Read the entries below and pull out each line with the string "cycle".

== Source data

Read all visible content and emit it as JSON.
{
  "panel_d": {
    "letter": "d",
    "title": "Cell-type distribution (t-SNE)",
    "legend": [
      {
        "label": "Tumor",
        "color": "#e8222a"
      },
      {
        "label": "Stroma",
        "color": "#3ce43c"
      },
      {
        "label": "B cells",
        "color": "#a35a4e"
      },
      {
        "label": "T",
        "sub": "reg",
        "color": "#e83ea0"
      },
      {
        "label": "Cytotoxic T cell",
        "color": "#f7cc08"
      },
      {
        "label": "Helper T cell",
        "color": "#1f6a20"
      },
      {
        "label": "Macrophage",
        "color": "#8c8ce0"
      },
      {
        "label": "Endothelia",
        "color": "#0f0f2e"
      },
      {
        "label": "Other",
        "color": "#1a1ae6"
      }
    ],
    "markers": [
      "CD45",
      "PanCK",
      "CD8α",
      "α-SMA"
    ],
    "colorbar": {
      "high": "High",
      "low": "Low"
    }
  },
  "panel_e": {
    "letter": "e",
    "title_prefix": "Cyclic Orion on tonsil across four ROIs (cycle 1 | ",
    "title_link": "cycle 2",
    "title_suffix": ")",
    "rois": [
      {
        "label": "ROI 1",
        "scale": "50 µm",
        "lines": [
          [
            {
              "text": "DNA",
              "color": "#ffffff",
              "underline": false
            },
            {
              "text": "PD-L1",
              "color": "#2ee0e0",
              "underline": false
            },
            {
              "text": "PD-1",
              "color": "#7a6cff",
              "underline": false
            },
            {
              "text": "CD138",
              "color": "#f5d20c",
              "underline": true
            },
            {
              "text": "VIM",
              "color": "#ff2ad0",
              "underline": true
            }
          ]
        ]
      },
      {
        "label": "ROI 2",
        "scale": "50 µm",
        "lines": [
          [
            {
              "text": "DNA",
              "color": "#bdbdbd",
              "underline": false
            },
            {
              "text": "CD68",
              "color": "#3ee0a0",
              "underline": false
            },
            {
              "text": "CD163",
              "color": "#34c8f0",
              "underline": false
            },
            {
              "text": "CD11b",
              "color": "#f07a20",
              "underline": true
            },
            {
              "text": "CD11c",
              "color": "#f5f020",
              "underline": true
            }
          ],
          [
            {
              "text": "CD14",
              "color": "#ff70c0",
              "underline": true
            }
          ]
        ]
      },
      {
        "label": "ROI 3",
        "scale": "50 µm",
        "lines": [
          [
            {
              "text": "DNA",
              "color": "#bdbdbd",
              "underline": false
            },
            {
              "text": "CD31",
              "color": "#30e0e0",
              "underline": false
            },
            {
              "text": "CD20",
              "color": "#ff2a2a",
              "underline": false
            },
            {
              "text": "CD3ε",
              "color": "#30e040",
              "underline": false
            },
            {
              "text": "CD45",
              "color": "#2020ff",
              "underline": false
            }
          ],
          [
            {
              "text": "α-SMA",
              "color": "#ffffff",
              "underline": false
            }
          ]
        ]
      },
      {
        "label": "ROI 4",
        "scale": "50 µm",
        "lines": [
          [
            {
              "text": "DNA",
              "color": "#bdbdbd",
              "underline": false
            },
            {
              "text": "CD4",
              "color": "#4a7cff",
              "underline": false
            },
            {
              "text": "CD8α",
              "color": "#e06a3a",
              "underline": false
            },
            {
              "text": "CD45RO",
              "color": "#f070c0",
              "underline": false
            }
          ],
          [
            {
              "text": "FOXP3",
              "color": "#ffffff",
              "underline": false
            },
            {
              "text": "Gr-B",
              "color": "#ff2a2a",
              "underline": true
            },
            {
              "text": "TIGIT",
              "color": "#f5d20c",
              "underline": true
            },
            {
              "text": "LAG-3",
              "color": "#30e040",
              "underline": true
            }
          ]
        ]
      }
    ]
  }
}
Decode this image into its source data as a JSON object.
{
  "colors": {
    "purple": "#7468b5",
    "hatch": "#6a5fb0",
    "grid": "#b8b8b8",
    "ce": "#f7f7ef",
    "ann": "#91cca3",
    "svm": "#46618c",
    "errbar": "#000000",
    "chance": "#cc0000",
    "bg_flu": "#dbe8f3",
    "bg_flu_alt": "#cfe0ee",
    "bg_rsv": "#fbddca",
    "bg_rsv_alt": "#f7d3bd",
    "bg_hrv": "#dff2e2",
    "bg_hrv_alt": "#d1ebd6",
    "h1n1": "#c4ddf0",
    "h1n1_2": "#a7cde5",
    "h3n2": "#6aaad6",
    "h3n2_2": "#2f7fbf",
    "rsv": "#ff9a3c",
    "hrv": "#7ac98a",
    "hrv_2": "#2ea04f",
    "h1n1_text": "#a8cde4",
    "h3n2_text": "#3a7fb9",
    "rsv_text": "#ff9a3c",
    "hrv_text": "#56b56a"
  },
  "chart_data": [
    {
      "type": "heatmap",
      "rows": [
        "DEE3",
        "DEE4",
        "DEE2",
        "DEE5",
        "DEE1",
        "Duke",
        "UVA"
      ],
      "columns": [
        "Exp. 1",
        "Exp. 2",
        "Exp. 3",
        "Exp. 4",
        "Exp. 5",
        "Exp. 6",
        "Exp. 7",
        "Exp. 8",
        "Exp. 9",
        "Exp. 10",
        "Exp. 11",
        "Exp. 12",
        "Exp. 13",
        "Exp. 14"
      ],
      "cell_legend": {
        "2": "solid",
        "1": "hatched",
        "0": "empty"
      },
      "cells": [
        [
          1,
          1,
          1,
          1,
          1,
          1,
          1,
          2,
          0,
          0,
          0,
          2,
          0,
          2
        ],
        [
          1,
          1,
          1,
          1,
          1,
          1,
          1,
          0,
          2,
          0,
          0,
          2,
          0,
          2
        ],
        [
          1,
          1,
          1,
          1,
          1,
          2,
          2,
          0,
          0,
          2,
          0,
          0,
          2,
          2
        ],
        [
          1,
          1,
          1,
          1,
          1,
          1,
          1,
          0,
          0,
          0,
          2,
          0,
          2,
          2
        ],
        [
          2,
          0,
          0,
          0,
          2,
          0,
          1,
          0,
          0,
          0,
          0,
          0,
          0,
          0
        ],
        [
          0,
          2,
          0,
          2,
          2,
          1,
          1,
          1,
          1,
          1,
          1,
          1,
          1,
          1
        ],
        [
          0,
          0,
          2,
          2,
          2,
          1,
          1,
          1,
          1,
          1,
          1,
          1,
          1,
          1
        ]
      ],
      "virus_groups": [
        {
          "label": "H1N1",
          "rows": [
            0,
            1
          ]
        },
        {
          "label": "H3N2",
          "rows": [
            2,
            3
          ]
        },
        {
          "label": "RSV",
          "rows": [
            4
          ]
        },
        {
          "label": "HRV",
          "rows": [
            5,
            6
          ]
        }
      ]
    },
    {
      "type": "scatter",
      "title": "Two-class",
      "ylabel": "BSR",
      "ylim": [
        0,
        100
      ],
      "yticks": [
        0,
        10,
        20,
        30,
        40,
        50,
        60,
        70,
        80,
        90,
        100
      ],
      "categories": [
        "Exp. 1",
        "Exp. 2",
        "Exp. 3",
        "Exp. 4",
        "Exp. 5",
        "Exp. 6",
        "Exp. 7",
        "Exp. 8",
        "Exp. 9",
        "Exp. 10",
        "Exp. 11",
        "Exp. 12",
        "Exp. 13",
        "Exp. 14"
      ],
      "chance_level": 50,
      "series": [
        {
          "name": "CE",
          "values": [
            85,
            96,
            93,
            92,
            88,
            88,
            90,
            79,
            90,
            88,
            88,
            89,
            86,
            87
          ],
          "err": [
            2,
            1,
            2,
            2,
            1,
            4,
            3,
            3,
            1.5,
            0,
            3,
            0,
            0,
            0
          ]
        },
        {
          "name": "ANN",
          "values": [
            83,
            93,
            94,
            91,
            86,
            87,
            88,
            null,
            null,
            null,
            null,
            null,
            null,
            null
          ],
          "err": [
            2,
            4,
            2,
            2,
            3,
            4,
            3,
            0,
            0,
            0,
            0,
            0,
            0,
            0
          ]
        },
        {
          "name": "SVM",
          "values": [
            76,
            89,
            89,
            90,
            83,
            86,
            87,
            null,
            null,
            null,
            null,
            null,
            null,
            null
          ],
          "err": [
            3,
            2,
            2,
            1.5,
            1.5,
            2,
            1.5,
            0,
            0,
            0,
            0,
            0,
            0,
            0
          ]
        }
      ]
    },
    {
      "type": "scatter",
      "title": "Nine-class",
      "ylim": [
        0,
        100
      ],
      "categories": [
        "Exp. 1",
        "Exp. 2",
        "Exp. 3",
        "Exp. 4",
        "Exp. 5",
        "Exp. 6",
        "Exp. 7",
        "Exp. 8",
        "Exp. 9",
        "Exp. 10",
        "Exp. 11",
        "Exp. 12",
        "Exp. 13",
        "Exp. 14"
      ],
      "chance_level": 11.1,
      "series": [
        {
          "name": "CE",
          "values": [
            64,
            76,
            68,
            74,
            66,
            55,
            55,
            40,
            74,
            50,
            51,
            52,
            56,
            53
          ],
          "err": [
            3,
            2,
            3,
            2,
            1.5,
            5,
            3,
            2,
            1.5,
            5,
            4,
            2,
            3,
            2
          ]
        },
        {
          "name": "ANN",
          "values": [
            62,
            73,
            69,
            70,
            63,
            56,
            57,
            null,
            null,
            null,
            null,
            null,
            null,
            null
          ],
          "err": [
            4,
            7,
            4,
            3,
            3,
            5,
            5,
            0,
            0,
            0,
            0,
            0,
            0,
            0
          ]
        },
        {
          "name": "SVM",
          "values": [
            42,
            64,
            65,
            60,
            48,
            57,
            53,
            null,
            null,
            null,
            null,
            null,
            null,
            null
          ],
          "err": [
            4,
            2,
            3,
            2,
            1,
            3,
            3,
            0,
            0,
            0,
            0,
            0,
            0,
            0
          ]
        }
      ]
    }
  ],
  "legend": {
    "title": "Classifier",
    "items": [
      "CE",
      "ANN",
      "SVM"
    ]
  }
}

====

Expected answer.
    "title_prefix": "Cyclic Orion on tonsil across four ROIs (cycle 1 | ",
    "title_link": "cycle 2",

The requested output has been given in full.